(Exercise materials)
▬▬▬▬▬▬▬▬▬▬

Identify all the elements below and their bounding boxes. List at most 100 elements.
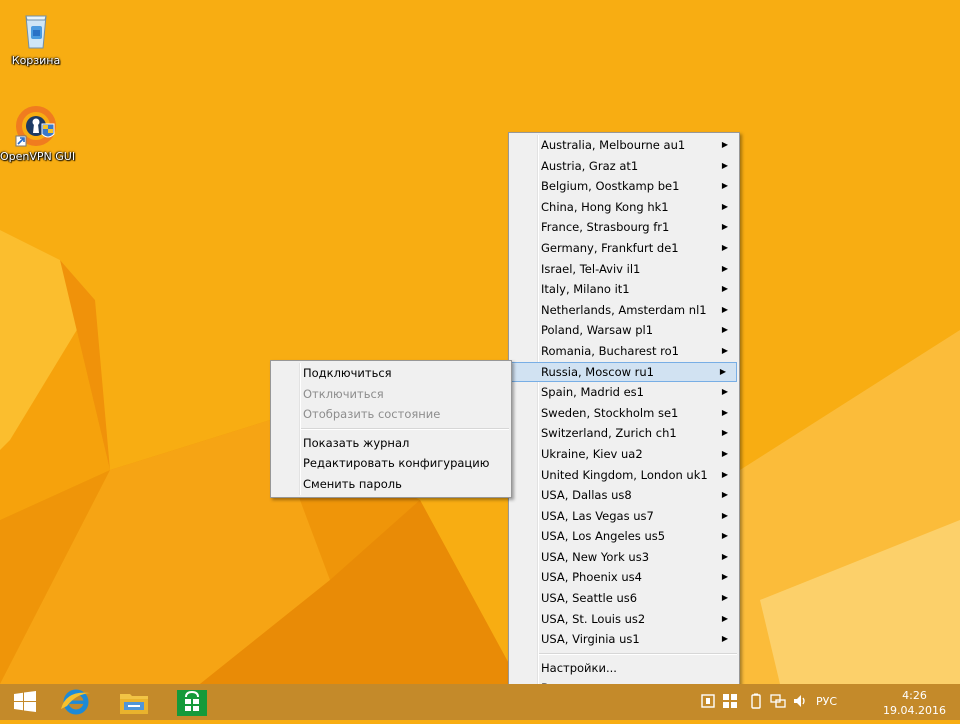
edit-config-menu-item[interactable]: Редактировать конфигурацию xyxy=(271,453,511,474)
desktop-icon-label: Корзина xyxy=(11,54,61,67)
server-menu-item-label: Belgium, Oostkamp be1 xyxy=(541,179,680,194)
server-menu-item-label: France, Strasbourg fr1 xyxy=(541,220,670,235)
submenu-arrow-icon: ▶ xyxy=(721,407,728,417)
server-menu-item-label: Germany, Frankfurt de1 xyxy=(541,240,679,255)
server-menu-item[interactable]: USA, Seattle us6 ▶ xyxy=(509,588,739,609)
server-menu-item-label: USA, New York us3 xyxy=(541,549,650,564)
server-menu-item-label: Israel, Tel-Aviv il1 xyxy=(541,261,641,276)
server-menu-item[interactable]: Switzerland, Zurich ch1 ▶ xyxy=(509,423,739,444)
submenu-arrow-icon: ▶ xyxy=(721,263,728,273)
server-menu-item[interactable]: Poland, Warsaw pl1 ▶ xyxy=(509,320,739,341)
server-menu-item[interactable]: United Kingdom, London uk1 ▶ xyxy=(509,465,739,486)
server-menu-item-label: USA, Las Vegas us7 xyxy=(541,508,654,523)
server-menu-item[interactable]: Spain, Madrid es1 ▶ xyxy=(509,382,739,403)
server-menu-item[interactable]: Australia, Melbourne au1 ▶ xyxy=(509,135,739,156)
server-menu-item-label: United Kingdom, London uk1 xyxy=(541,467,708,482)
openvpn-tray-icon[interactable] xyxy=(700,693,716,709)
action-center-icon[interactable] xyxy=(722,693,738,709)
clock-date: 19.04.2016 xyxy=(883,704,946,717)
server-menu-item-label: Australia, Melbourne au1 xyxy=(541,138,686,152)
taskbar-clock[interactable]: 4:26 19.04.2016 xyxy=(883,688,946,718)
submenu-arrow-icon: ▶ xyxy=(721,469,728,479)
submenu-arrow-icon: ▶ xyxy=(721,201,728,211)
server-menu-item-label: USA, Los Angeles us5 xyxy=(541,529,666,544)
start-button[interactable] xyxy=(0,684,52,720)
server-menu-item-label: Netherlands, Amsterdam nl1 xyxy=(541,302,707,317)
internet-explorer-button[interactable] xyxy=(50,684,102,720)
server-menu-item[interactable]: Russia, Moscow ru1 ▶ xyxy=(511,361,737,383)
server-menu-item-label: Romania, Bucharest ro1 xyxy=(541,343,679,358)
submenu-arrow-icon: ▶ xyxy=(721,222,728,232)
submenu-arrow-icon: ▶ xyxy=(721,572,728,582)
server-menu-item[interactable]: USA, Phoenix us4 ▶ xyxy=(509,567,739,588)
menu-separator xyxy=(539,652,737,655)
server-menu-item[interactable]: France, Strasbourg fr1 ▶ xyxy=(509,217,739,238)
server-menu-item[interactable]: Ukraine, Kiev ua2 ▶ xyxy=(509,444,739,465)
server-menu-item[interactable]: USA, Dallas us8 ▶ xyxy=(509,485,739,506)
server-menu-item[interactable]: Netherlands, Amsterdam nl1 ▶ xyxy=(509,300,739,321)
server-menu-item[interactable]: USA, New York us3 ▶ xyxy=(509,547,739,568)
store-icon xyxy=(177,690,207,716)
show-log-menu-item[interactable]: Показать журнал xyxy=(271,433,511,454)
submenu-arrow-icon: ▶ xyxy=(721,242,728,252)
server-menu-item-label: China, Hong Kong hk1 xyxy=(541,199,669,214)
server-menu-item-label: USA, Virginia us1 xyxy=(541,632,640,647)
submenu-arrow-icon: ▶ xyxy=(721,140,728,149)
submenu-arrow-icon: ▶ xyxy=(721,448,728,458)
openvpn-icon xyxy=(12,100,60,148)
settings-menu-item[interactable]: Настройки... xyxy=(509,658,739,679)
connect-menu-item[interactable]: Подключиться xyxy=(271,363,511,384)
server-menu-item[interactable]: Romania, Bucharest ro1 ▶ xyxy=(509,341,739,362)
desktop-icon-openvpn[interactable]: OpenVPN GUI xyxy=(0,100,76,163)
input-language-indicator[interactable]: РУС xyxy=(816,684,837,720)
file-explorer-button[interactable] xyxy=(108,684,160,720)
volume-icon[interactable] xyxy=(792,693,808,709)
submenu-arrow-icon: ▶ xyxy=(721,510,728,520)
submenu-arrow-icon: ▶ xyxy=(721,490,728,500)
submenu-arrow-icon: ▶ xyxy=(721,325,728,335)
server-menu-item-label: Italy, Milano it1 xyxy=(541,282,630,297)
internet-explorer-icon xyxy=(61,689,90,715)
server-menu-item[interactable]: Sweden, Stockholm se1 ▶ xyxy=(509,403,739,424)
server-menu-item-label: Austria, Graz at1 xyxy=(541,158,639,173)
change-password-menu-item[interactable]: Сменить пароль xyxy=(271,474,511,495)
server-menu-item[interactable]: Belgium, Oostkamp be1 ▶ xyxy=(509,176,739,197)
clock-time: 4:26 xyxy=(902,689,927,702)
desktop-icon-recycle-bin[interactable]: Корзина xyxy=(0,4,72,67)
server-menu-item-label: Switzerland, Zurich ch1 xyxy=(541,426,677,441)
server-menu-item[interactable]: Israel, Tel-Aviv il1 ▶ xyxy=(509,259,739,280)
server-menu-item-label: Poland, Warsaw pl1 xyxy=(541,323,654,338)
server-menu: Australia, Melbourne au1 ▶ Austria, Graz a… xyxy=(508,132,740,703)
server-menu-item[interactable]: China, Hong Kong hk1 ▶ xyxy=(509,197,739,218)
server-menu-item-label: USA, Phoenix us4 xyxy=(541,570,642,585)
start-icon xyxy=(14,691,36,712)
desktop: Корзина OpenVPN GUI xyxy=(0,0,960,684)
server-menu-item[interactable]: USA, St. Louis us2 ▶ xyxy=(509,609,739,630)
network-icon[interactable] xyxy=(770,693,786,709)
server-menu-item[interactable]: Germany, Frankfurt de1 ▶ xyxy=(509,238,739,259)
submenu-arrow-icon: ▶ xyxy=(721,284,728,294)
server-menu-item[interactable]: Austria, Graz at1 ▶ xyxy=(509,156,739,177)
power-icon[interactable] xyxy=(748,693,764,709)
server-menu-item[interactable]: Italy, Milano it1 ▶ xyxy=(509,279,739,300)
server-menu-item-label: Russia, Moscow ru1 xyxy=(541,364,655,379)
submenu-arrow-icon: ▶ xyxy=(721,304,728,314)
submenu-arrow-icon: ▶ xyxy=(721,428,728,438)
taskbar: РУС 4:26 19.04.2016 xyxy=(0,684,960,720)
disconnect-menu-item[interactable]: Отключиться xyxy=(271,384,511,405)
submenu-arrow-icon: ▶ xyxy=(721,634,728,644)
notification-area: РУС 4:26 19.04.2016 xyxy=(700,684,960,720)
submenu-arrow-icon: ▶ xyxy=(721,593,728,603)
server-menu-item[interactable]: USA, Virginia us1 ▶ xyxy=(509,629,739,650)
server-menu-item-label: USA, St. Louis us2 xyxy=(541,611,646,626)
menu-separator xyxy=(301,427,509,430)
server-menu-item-label: Sweden, Stockholm se1 xyxy=(541,405,679,420)
submenu-arrow-icon: ▶ xyxy=(721,160,728,170)
submenu-arrow-icon: ▶ xyxy=(721,531,728,541)
server-menu-item[interactable]: USA, Las Vegas us7 ▶ xyxy=(509,506,739,527)
show-status-menu-item[interactable]: Отобразить состояние xyxy=(271,404,511,425)
server-menu-item[interactable]: USA, Los Angeles us5 ▶ xyxy=(509,526,739,547)
server-menu-item-label: USA, Dallas us8 xyxy=(541,488,632,503)
store-button[interactable] xyxy=(166,684,218,720)
desktop-icon-label: OpenVPN GUI xyxy=(0,150,76,163)
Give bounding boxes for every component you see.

▬▬▬▬▬▬▬▬▬▬

(Task statement)
Return every row from the one containing "edit-config-menu-item[interactable]: Редактировать конфигурацию" down to the one containing "menu-separator xyxy=(539,652,737,655)", both included, reproduced verbatim.

(Complete answer)
edit-config-menu-item[interactable]: Редактировать конфигурацию xyxy=(271,453,511,474)
desktop-icon-label: Корзина xyxy=(11,54,61,67)
server-menu-item-label: Belgium, Oostkamp be1 xyxy=(541,179,680,194)
server-menu-item-label: France, Strasbourg fr1 xyxy=(541,220,670,235)
submenu-arrow-icon: ▶ xyxy=(721,407,728,417)
server-menu-item-label: Germany, Frankfurt de1 xyxy=(541,240,679,255)
server-menu-item[interactable]: USA, Seattle us6 ▶ xyxy=(509,588,739,609)
server-menu-item-label: USA, New York us3 xyxy=(541,549,650,564)
server-menu-item-label: Israel, Tel-Aviv il1 xyxy=(541,261,641,276)
server-menu-item[interactable]: Switzerland, Zurich ch1 ▶ xyxy=(509,423,739,444)
submenu-arrow-icon: ▶ xyxy=(721,263,728,273)
server-menu-item[interactable]: Poland, Warsaw pl1 ▶ xyxy=(509,320,739,341)
server-menu-item[interactable]: United Kingdom, London uk1 ▶ xyxy=(509,465,739,486)
server-menu-item-label: USA, Las Vegas us7 xyxy=(541,508,654,523)
server-menu-item[interactable]: Spain, Madrid es1 ▶ xyxy=(509,382,739,403)
server-menu-item[interactable]: Australia, Melbourne au1 ▶ xyxy=(509,135,739,156)
server-menu-item-label: United Kingdom, London uk1 xyxy=(541,467,708,482)
openvpn-tray-icon[interactable] xyxy=(700,693,716,709)
action-center-icon[interactable] xyxy=(722,693,738,709)
clock-date: 19.04.2016 xyxy=(883,704,946,717)
server-menu-item-label: Australia, Melbourne au1 xyxy=(541,138,686,152)
taskbar-clock[interactable]: 4:26 19.04.2016 xyxy=(883,688,946,718)
submenu-arrow-icon: ▶ xyxy=(721,469,728,479)
submenu-arrow-icon: ▶ xyxy=(721,201,728,211)
server-menu-item-label: USA, Los Angeles us5 xyxy=(541,529,666,544)
start-button[interactable] xyxy=(0,684,52,720)
server-menu-item-label: Netherlands, Amsterdam nl1 xyxy=(541,302,707,317)
internet-explorer-button[interactable] xyxy=(50,684,102,720)
server-menu-item[interactable]: Russia, Moscow ru1 ▶ xyxy=(511,361,737,383)
server-menu-item-label: Romania, Bucharest ro1 xyxy=(541,343,679,358)
submenu-arrow-icon: ▶ xyxy=(721,222,728,232)
submenu-arrow-icon: ▶ xyxy=(721,572,728,582)
server-menu-item[interactable]: USA, Phoenix us4 ▶ xyxy=(509,567,739,588)
menu-separator xyxy=(539,652,737,655)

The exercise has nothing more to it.